> _What the task asks_
Reproduce the full listing that appears beneath this instruction exactly.

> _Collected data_
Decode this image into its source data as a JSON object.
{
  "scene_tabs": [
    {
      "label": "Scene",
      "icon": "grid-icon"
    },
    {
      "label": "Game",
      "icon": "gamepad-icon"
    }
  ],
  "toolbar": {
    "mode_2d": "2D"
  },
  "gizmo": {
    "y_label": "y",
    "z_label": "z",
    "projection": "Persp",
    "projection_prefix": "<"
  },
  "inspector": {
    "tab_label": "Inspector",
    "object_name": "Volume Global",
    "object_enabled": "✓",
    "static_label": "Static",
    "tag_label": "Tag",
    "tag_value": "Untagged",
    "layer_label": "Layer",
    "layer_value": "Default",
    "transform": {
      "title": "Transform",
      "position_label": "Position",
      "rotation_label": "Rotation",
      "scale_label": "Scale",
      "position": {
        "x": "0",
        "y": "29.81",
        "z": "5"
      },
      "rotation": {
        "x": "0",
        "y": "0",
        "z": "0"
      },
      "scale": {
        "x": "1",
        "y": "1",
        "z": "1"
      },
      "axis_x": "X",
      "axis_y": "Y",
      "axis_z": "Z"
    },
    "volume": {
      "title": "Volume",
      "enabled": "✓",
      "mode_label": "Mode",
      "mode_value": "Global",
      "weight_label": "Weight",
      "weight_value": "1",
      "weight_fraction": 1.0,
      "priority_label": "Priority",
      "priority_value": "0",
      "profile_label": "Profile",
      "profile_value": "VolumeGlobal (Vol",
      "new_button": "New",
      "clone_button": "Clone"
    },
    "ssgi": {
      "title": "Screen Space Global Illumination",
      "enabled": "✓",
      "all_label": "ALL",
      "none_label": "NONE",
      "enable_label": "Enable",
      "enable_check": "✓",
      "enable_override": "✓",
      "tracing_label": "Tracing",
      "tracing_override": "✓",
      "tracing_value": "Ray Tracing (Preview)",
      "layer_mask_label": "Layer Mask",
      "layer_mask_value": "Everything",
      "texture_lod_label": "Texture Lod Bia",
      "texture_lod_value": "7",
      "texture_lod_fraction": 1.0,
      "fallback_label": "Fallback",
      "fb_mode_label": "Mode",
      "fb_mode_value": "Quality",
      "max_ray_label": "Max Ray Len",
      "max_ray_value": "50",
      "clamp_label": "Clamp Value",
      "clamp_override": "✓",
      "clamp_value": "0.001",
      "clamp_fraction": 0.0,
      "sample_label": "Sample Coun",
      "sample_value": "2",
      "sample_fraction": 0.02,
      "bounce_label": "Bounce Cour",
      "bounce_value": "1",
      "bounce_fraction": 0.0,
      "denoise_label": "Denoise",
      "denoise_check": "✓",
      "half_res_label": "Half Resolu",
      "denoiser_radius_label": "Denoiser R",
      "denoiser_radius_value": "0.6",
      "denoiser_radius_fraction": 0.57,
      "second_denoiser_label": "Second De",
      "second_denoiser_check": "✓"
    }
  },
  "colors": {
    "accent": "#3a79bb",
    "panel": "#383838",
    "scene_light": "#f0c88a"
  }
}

> _Reply_
Decode this image into its source data as a JSON object.
{
  "scene_tabs": [
    {
      "label": "Scene",
      "icon": "grid-icon"
    },
    {
      "label": "Game",
      "icon": "gamepad-icon"
    }
  ],
  "toolbar": {
    "mode_2d": "2D"
  },
  "gizmo": {
    "y_label": "y",
    "z_label": "z",
    "projection": "Persp",
    "projection_prefix": "<"
  },
  "inspector": {
    "tab_label": "Inspector",
    "object_name": "Volume Global",
    "object_enabled": "✓",
    "static_label": "Static",
    "tag_label": "Tag",
    "tag_value": "Untagged",
    "layer_label": "Layer",
    "layer_value": "Default",
    "transform": {
      "title": "Transform",
      "position_label": "Position",
      "rotation_label": "Rotation",
      "scale_label": "Scale",
      "position": {
        "x": "0",
        "y": "29.81",
        "z": "5"
      },
      "rotation": {
        "x": "0",
        "y": "0",
        "z": "0"
      },
      "scale": {
        "x": "1",
        "y": "1",
        "z": "1"
      },
      "axis_x": "X",
      "axis_y": "Y",
      "axis_z": "Z"
    },
    "volume": {
      "title": "Volume",
      "enabled": "✓",
      "mode_label": "Mode",
      "mode_value": "Global",
      "weight_label": "Weight",
      "weight_value": "1",
      "weight_fraction": 1.0,
      "priority_label": "Priority",
      "priority_value": "0",
      "profile_label": "Profile",
      "profile_value": "VolumeGlobal (Vol",
      "new_button": "New",
      "clone_button": "Clone"
    },
    "ssgi": {
      "title": "Screen Space Global Illumination",
      "enabled": "✓",
      "all_label": "ALL",
      "none_label": "NONE",
      "enable_label": "Enable",
      "enable_check": "✓",
      "enable_override": "✓",
      "tracing_label": "Tracing",
      "tracing_override": "✓",
      "tracing_value": "Ray Tracing (Preview)",
      "layer_mask_label": "Layer Mask",
      "layer_mask_value": "Everything",
      "texture_lod_label": "Texture Lod Bia",
      "texture_lod_value": "7",
      "texture_lod_fraction": 1.0,
      "fallback_label": "Fallback",
      "fb_mode_label": "Mode",
      "fb_mode_value": "Quality",
      "max_ray_label": "Max Ray Len",
      "max_ray_value": "50",
      "clamp_label": "Clamp Value",
      "clamp_override": "✓",
      "clamp_value": "0.001",
      "clamp_fraction": 0.0,
      "sample_label": "Sample Coun",
      "sample_value": "2",
      "sample_fraction": 0.02,
      "bounce_label": "Bounce Cour",
      "bounce_value": "1",
      "bounce_fraction": 0.0,
      "denoise_label": "Denoise",
      "denoise_check": "✓",
      "half_res_label": "Half Resolu",
      "denoiser_radius_label": "Denoiser R",
      "denoiser_radius_value": "0.6",
      "denoiser_radius_fraction": 0.57,
      "second_denoiser_label": "Second De",
      "second_denoiser_check": "✓"
    }
  },
  "colors": {
    "accent": "#3a79bb",
    "panel": "#383838",
    "scene_light": "#f0c88a"
  }
}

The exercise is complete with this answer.